* [WHAT NEEDS TO BE DONE] Collect all lines from the listing that include the string "удаления".

* [INPUT ROWS]
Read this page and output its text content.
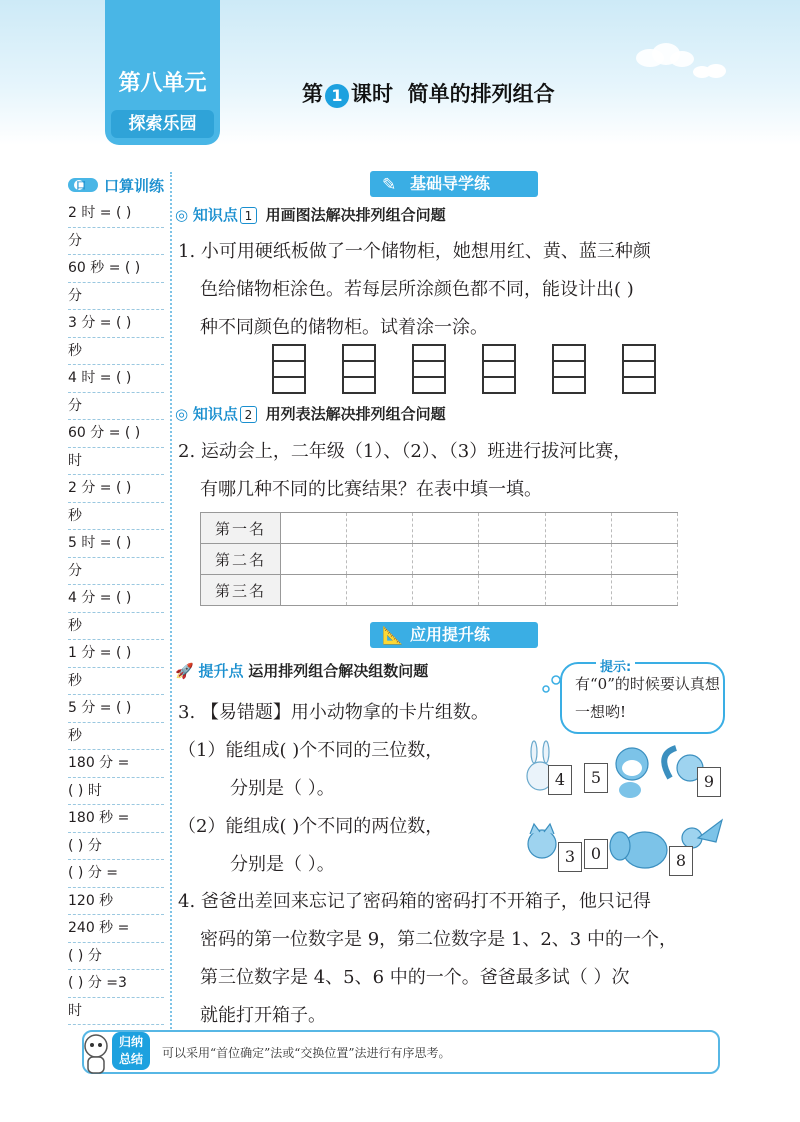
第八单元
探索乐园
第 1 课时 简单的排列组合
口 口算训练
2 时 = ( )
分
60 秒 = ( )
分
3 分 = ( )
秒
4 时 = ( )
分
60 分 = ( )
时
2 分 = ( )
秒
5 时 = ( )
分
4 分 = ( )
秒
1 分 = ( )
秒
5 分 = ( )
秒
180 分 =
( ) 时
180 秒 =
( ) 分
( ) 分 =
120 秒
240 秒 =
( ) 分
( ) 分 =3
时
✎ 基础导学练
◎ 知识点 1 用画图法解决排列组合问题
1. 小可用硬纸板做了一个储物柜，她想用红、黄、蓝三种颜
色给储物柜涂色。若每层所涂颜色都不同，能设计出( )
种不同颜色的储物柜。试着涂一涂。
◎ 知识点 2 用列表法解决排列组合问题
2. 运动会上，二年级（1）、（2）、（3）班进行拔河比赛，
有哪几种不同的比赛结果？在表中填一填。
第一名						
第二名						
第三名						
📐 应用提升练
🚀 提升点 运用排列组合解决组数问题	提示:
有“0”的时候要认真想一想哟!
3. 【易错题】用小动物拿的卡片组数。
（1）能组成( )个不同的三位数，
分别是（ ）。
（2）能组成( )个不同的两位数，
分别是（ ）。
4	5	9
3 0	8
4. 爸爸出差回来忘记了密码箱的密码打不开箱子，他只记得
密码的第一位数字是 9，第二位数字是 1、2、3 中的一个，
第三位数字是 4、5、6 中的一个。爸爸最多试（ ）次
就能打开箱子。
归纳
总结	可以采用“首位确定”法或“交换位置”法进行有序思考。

--

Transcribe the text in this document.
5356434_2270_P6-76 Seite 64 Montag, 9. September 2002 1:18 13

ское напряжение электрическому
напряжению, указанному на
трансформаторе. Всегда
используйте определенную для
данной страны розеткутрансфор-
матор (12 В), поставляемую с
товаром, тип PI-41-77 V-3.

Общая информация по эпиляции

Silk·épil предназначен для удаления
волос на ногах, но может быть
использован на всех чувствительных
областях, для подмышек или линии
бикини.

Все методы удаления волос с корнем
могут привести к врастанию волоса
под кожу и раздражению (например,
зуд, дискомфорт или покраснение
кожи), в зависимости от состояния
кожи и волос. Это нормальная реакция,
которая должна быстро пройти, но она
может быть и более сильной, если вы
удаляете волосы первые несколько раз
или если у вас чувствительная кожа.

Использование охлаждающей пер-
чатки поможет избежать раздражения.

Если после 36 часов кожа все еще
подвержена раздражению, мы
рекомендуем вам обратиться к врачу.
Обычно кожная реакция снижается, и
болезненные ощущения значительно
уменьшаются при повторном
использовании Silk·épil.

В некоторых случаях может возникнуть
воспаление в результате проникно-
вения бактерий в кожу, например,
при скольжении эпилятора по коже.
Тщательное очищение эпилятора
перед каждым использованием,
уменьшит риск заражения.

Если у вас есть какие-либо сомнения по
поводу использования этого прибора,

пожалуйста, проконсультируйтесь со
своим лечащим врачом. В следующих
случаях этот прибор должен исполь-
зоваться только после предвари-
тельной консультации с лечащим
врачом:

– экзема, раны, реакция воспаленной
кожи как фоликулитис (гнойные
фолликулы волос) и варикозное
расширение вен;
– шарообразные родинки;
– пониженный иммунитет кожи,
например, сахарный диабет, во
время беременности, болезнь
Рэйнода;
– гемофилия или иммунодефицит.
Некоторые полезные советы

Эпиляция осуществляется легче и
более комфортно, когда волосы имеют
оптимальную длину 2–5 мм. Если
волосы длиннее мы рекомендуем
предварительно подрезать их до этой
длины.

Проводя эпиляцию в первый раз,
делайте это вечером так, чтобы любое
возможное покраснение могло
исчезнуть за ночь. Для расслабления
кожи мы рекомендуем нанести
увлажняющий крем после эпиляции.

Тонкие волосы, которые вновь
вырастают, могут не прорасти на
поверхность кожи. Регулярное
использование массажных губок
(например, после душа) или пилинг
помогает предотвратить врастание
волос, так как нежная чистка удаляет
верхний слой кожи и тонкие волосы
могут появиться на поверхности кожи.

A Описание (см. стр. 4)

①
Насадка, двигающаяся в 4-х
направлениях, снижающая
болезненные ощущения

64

* [IN RESPONSE]
Silk·épil предназначен для удаления
Все методы удаления волос с корнем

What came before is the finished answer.